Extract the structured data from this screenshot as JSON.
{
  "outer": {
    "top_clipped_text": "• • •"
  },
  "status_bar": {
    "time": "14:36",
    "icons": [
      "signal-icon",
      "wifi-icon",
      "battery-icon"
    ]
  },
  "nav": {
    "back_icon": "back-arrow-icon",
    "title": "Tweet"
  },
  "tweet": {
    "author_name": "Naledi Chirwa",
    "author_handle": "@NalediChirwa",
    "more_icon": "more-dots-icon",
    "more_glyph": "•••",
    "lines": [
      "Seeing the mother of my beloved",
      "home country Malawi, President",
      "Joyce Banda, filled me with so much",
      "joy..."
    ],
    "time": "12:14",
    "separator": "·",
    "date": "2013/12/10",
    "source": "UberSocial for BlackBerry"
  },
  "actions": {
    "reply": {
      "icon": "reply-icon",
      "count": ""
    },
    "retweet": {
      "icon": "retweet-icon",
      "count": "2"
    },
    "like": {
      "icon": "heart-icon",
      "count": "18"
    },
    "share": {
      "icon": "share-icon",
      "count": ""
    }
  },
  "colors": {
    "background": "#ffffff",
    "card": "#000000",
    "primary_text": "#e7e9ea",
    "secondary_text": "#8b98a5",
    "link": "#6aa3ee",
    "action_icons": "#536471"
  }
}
════════════════════
[YOUR OBJECTIVE]
Transcribe every entry exactly, omitting nothing.

[EXERCISE ANSWER]
Extract the structured data from this screenshot as JSON.
{
  "outer": {
    "top_clipped_text": "• • •"
  },
  "status_bar": {
    "time": "14:36",
    "icons": [
      "signal-icon",
      "wifi-icon",
      "battery-icon"
    ]
  },
  "nav": {
    "back_icon": "back-arrow-icon",
    "title": "Tweet"
  },
  "tweet": {
    "author_name": "Naledi Chirwa",
    "author_handle": "@NalediChirwa",
    "more_icon": "more-dots-icon",
    "more_glyph": "•••",
    "lines": [
      "Seeing the mother of my beloved",
      "home country Malawi, President",
      "Joyce Banda, filled me with so much",
      "joy..."
    ],
    "time": "12:14",
    "separator": "·",
    "date": "2013/12/10",
    "source": "UberSocial for BlackBerry"
  },
  "actions": {
    "reply": {
      "icon": "reply-icon",
      "count": ""
    },
    "retweet": {
      "icon": "retweet-icon",
      "count": "2"
    },
    "like": {
      "icon": "heart-icon",
      "count": "18"
    },
    "share": {
      "icon": "share-icon",
      "count": ""
    }
  },
  "colors": {
    "background": "#ffffff",
    "card": "#000000",
    "primary_text": "#e7e9ea",
    "secondary_text": "#8b98a5",
    "link": "#6aa3ee",
    "action_icons": "#536471"
  }
}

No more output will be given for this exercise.